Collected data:
┏━━
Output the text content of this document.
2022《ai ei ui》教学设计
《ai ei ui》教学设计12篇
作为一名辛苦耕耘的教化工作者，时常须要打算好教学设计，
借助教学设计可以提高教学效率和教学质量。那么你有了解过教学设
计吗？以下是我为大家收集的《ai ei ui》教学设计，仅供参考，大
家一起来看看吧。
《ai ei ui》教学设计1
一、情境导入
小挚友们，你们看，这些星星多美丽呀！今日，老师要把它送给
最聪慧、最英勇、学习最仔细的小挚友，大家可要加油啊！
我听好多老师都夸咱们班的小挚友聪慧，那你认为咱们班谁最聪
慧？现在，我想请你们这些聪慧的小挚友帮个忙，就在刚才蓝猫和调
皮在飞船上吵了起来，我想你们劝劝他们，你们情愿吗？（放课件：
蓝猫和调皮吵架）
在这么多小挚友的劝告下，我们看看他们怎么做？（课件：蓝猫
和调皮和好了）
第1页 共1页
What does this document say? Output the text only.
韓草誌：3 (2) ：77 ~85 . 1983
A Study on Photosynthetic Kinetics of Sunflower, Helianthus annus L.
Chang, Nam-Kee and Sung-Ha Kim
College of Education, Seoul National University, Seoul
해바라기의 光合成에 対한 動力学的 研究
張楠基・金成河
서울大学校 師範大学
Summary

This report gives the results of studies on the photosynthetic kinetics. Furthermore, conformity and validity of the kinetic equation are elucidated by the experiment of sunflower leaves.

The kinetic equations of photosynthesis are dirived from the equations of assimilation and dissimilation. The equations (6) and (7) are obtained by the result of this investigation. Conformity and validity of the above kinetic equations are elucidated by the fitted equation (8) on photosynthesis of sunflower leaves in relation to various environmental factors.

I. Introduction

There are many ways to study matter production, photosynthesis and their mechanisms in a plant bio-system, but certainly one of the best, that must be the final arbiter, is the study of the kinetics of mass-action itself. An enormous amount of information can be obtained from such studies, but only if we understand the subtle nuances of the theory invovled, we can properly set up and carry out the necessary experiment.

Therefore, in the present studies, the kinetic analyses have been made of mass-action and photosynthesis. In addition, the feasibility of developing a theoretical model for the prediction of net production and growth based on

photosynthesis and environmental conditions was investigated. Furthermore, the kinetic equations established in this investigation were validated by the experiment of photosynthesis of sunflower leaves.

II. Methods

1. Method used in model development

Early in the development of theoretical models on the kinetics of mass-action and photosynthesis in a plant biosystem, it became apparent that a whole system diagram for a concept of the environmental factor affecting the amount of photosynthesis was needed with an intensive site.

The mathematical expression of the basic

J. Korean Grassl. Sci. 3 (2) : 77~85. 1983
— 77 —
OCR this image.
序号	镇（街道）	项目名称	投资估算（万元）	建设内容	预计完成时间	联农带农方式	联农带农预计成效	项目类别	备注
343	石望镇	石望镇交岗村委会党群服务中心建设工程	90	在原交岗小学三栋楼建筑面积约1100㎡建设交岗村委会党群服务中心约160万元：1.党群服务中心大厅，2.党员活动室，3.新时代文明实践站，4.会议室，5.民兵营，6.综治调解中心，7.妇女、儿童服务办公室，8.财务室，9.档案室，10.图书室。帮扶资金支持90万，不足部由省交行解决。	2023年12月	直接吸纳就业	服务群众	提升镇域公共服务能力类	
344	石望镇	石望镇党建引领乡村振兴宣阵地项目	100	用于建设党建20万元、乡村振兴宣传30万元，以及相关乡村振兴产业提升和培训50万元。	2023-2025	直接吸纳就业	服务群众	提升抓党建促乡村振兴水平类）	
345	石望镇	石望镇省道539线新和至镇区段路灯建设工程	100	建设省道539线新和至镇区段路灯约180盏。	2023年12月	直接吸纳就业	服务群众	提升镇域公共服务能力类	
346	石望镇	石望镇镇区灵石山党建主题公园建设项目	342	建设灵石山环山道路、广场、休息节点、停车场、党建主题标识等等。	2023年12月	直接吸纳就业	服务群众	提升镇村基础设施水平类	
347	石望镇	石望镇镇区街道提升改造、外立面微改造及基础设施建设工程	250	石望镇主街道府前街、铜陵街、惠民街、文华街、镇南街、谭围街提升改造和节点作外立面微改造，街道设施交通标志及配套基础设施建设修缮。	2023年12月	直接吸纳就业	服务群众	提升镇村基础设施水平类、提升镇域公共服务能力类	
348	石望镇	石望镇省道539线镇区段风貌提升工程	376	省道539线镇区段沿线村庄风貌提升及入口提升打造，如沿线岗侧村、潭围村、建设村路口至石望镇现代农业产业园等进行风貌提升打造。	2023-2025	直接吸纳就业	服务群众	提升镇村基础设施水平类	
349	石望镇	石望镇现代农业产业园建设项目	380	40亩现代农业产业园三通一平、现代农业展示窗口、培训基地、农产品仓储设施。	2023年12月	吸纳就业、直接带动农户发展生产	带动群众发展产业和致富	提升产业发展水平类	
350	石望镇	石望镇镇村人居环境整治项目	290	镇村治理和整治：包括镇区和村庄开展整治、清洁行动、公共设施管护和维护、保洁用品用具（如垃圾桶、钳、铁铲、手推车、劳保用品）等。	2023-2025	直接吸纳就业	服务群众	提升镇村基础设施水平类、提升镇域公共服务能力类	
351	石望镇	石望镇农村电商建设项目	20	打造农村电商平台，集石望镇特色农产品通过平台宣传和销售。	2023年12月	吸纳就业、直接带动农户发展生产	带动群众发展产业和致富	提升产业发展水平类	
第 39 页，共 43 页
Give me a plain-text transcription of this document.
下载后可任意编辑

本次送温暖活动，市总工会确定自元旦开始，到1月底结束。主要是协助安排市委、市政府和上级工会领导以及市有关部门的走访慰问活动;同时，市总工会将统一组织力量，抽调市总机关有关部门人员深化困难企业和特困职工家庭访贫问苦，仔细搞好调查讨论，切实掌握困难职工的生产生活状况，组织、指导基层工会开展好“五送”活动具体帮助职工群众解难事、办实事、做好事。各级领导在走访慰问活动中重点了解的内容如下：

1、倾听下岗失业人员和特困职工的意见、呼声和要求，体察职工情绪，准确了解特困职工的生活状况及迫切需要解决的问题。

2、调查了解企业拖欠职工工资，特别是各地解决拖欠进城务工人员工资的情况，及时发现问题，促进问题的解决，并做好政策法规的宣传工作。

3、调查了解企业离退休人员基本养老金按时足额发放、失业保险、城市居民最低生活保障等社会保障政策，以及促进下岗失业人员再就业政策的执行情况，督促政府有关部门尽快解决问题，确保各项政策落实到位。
┗━━
* **TASK BRIEF**
Exactly reproduce all of the entries.

* **IN RESPONSE**
Output the text content of this document.
2022《ai ei ui》教学设计
《ai ei ui》教学设计12篇
作为一名辛苦耕耘的教化工作者，时常须要打算好教学设计，
借助教学设计可以提高教学效率和教学质量。那么你有了解过教学设
计吗？以下是我为大家收集的《ai ei ui》教学设计，仅供参考，大
家一起来看看吧。
《ai ei ui》教学设计1
一、情境导入
小挚友们，你们看，这些星星多美丽呀！今日，老师要把它送给
最聪慧、最英勇、学习最仔细的小挚友，大家可要加油啊！
我听好多老师都夸咱们班的小挚友聪慧，那你认为咱们班谁最聪
慧？现在，我想请你们这些聪慧的小挚友帮个忙，就在刚才蓝猫和调
皮在飞船上吵了起来，我想你们劝劝他们，你们情愿吗？（放课件：
蓝猫和调皮吵架）
在这么多小挚友的劝告下，我们看看他们怎么做？（课件：蓝猫
和调皮和好了）
第1页 共1页
What does this document say? Output the text only.
韓草誌：3 (2) ：77 ~85 . 1983
A Study on Photosynthetic Kinetics of Sunflower, Helianthus annus L.
Chang, Nam-Kee and Sung-Ha Kim
College of Education, Seoul National University, Seoul
해바라기의 光合成에 対한 動力学的 研究
張楠基・金成河
서울大学校 師範大学
Summary

This report gives the results of studies on the photosynthetic kinetics. Furthermore, conformity and validity of the kinetic equation are elucidated by the experiment of sunflower leaves.

The kinetic equations of photosynthesis are dirived from the equations of assimilation and dissimilation. The equations (6) and (7) are obtained by the result of this investigation. Conformity and validity of the above kinetic equations are elucidated by the fitted equation (8) on photosynthesis of sunflower leaves in relation to various environmental factors.

I. Introduction

There are many ways to study matter production, photosynthesis and their mechanisms in a plant bio-system, but certainly one of the best, that must be the final arbiter, is the study of the kinetics of mass-action itself. An enormous amount of information can be obtained from such studies, but only if we understand the subtle nuances of the theory invovled, we can properly set up and carry out the necessary experiment.

Therefore, in the present studies, the kinetic analyses have been made of mass-action and photosynthesis. In addition, the feasibility of developing a theoretical model for the prediction of net production and growth based on

photosynthesis and environmental conditions was investigated. Furthermore, the kinetic equations established in this investigation were validated by the experiment of photosynthesis of sunflower leaves.

II. Methods

1. Method used in model development

Early in the development of theoretical models on the kinetics of mass-action and photosynthesis in a plant biosystem, it became apparent that a whole system diagram for a concept of the environmental factor affecting the amount of photosynthesis was needed with an intensive site.

The mathematical expression of the basic

J. Korean Grassl. Sci. 3 (2) : 77~85. 1983
— 77 —
OCR this image.
序号	镇（街道）	项目名称	投资估算（万元）	建设内容	预计完成时间	联农带农方式	联农带农预计成效	项目类别	备注
343	石望镇	石望镇交岗村委会党群服务中心建设工程	90	在原交岗小学三栋楼建筑面积约1100㎡建设交岗村委会党群服务中心约160万元：1.党群服务中心大厅，2.党员活动室，3.新时代文明实践站，4.会议室，5.民兵营，6.综治调解中心，7.妇女、儿童服务办公室，8.财务室，9.档案室，10.图书室。帮扶资金支持90万，不足部由省交行解决。	2023年12月	直接吸纳就业	服务群众	提升镇域公共服务能力类	
344	石望镇	石望镇党建引领乡村振兴宣阵地项目	100	用于建设党建20万元、乡村振兴宣传30万元，以及相关乡村振兴产业提升和培训50万元。	2023-2025	直接吸纳就业	服务群众	提升抓党建促乡村振兴水平类）	
345	石望镇	石望镇省道539线新和至镇区段路灯建设工程	100	建设省道539线新和至镇区段路灯约180盏。	2023年12月	直接吸纳就业	服务群众	提升镇域公共服务能力类	
346	石望镇	石望镇镇区灵石山党建主题公园建设项目	342	建设灵石山环山道路、广场、休息节点、停车场、党建主题标识等等。	2023年12月	直接吸纳就业	服务群众	提升镇村基础设施水平类	
347	石望镇	石望镇镇区街道提升改造、外立面微改造及基础设施建设工程	250	石望镇主街道府前街、铜陵街、惠民街、文华街、镇南街、谭围街提升改造和节点作外立面微改造，街道设施交通标志及配套基础设施建设修缮。	2023年12月	直接吸纳就业	服务群众	提升镇村基础设施水平类、提升镇域公共服务能力类	
348	石望镇	石望镇省道539线镇区段风貌提升工程	376	省道539线镇区段沿线村庄风貌提升及入口提升打造，如沿线岗侧村、潭围村、建设村路口至石望镇现代农业产业园等进行风貌提升打造。	2023-2025	直接吸纳就业	服务群众	提升镇村基础设施水平类	
349	石望镇	石望镇现代农业产业园建设项目	380	40亩现代农业产业园三通一平、现代农业展示窗口、培训基地、农产品仓储设施。	2023年12月	吸纳就业、直接带动农户发展生产	带动群众发展产业和致富	提升产业发展水平类	
350	石望镇	石望镇镇村人居环境整治项目	290	镇村治理和整治：包括镇区和村庄开展整治、清洁行动、公共设施管护和维护、保洁用品用具（如垃圾桶、钳、铁铲、手推车、劳保用品）等。	2023-2025	直接吸纳就业	服务群众	提升镇村基础设施水平类、提升镇域公共服务能力类	
351	石望镇	石望镇农村电商建设项目	20	打造农村电商平台，集石望镇特色农产品通过平台宣传和销售。	2023年12月	吸纳就业、直接带动农户发展生产	带动群众发展产业和致富	提升产业发展水平类	
第 39 页，共 43 页
Give me a plain-text transcription of this document.
下载后可任意编辑

本次送温暖活动，市总工会确定自元旦开始，到1月底结束。主要是协助安排市委、市政府和上级工会领导以及市有关部门的走访慰问活动;同时，市总工会将统一组织力量，抽调市总机关有关部门人员深化困难企业和特困职工家庭访贫问苦，仔细搞好调查讨论，切实掌握困难职工的生产生活状况，组织、指导基层工会开展好“五送”活动具体帮助职工群众解难事、办实事、做好事。各级领导在走访慰问活动中重点了解的内容如下：

1、倾听下岗失业人员和特困职工的意见、呼声和要求，体察职工情绪，准确了解特困职工的生活状况及迫切需要解决的问题。

2、调查了解企业拖欠职工工资，特别是各地解决拖欠进城务工人员工资的情况，及时发现问题，促进问题的解决，并做好政策法规的宣传工作。

3、调查了解企业离退休人员基本养老金按时足额发放、失业保险、城市居民最低生活保障等社会保障政策，以及促进下岗失业人员再就业政策的执行情况，督促政府有关部门尽快解决问题，确保各项政策落实到位。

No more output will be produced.